━━━ RECORDS FOR THIS EXERCISE
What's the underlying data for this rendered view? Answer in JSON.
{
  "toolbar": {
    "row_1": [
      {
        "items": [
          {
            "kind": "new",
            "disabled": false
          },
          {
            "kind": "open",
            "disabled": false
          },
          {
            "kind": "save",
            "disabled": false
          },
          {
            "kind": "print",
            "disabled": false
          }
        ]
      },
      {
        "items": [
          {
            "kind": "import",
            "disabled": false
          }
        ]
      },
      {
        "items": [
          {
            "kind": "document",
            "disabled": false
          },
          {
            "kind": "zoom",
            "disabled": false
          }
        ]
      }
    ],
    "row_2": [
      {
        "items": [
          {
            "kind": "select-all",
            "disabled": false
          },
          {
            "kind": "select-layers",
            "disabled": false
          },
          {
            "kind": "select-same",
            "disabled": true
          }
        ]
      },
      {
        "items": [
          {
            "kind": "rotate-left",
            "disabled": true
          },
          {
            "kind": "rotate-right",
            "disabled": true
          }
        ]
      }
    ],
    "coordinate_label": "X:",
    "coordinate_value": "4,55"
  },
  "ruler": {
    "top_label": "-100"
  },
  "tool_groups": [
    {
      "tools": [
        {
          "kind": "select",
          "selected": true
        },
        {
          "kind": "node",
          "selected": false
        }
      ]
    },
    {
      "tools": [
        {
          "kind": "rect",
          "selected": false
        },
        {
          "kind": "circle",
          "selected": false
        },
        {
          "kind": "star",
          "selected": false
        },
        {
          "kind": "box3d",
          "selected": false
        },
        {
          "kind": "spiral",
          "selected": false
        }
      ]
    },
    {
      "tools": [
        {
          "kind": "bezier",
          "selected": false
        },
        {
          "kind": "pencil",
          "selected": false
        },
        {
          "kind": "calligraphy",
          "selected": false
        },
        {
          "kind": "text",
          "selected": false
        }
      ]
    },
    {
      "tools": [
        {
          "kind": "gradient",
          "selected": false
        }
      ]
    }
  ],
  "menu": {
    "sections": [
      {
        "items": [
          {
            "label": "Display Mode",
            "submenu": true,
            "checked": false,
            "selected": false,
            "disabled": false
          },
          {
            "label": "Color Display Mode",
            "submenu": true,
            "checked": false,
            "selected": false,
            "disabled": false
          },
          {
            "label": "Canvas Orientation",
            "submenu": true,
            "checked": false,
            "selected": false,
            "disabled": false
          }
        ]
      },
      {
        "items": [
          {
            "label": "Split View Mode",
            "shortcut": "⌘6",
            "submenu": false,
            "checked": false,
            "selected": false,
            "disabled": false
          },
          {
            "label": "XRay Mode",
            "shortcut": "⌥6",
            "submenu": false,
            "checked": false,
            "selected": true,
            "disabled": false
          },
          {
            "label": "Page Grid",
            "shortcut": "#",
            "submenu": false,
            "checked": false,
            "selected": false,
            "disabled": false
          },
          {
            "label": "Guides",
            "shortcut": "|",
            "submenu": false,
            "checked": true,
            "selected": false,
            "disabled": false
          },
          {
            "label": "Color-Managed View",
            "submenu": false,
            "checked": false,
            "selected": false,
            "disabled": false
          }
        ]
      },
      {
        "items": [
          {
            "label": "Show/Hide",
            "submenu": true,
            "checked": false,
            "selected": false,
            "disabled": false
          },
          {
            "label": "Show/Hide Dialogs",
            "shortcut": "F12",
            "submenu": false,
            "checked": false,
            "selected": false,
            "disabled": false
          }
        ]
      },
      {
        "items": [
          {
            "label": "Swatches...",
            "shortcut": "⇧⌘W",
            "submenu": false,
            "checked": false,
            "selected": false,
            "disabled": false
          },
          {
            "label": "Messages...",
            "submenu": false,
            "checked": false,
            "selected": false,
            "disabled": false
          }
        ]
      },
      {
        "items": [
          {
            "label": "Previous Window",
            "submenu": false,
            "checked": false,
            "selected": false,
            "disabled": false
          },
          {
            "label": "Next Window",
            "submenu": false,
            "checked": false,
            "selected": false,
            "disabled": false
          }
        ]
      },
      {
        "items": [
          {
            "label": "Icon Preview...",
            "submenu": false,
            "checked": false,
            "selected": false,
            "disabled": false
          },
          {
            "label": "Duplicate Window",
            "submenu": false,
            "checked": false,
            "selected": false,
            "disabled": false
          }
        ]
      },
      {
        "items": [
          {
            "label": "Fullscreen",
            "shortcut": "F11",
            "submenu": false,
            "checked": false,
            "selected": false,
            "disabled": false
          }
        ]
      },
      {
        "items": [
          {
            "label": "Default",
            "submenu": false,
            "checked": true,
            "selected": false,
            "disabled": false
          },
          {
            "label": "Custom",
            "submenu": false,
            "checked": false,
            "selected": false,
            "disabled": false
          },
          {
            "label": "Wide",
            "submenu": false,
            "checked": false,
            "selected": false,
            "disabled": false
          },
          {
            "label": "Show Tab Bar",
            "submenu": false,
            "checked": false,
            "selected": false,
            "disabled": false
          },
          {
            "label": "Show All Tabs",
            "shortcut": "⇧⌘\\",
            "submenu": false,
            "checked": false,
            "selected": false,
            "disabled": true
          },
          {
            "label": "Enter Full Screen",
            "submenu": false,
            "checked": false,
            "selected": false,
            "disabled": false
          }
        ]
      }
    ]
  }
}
━━━━━━
EXERCISE
Above are the records. Identify each line that contains the word "Window".

EXERCISE OUTPUT
            "label": "Previous Window",
            "label": "Next Window",
            "label": "Duplicate Window",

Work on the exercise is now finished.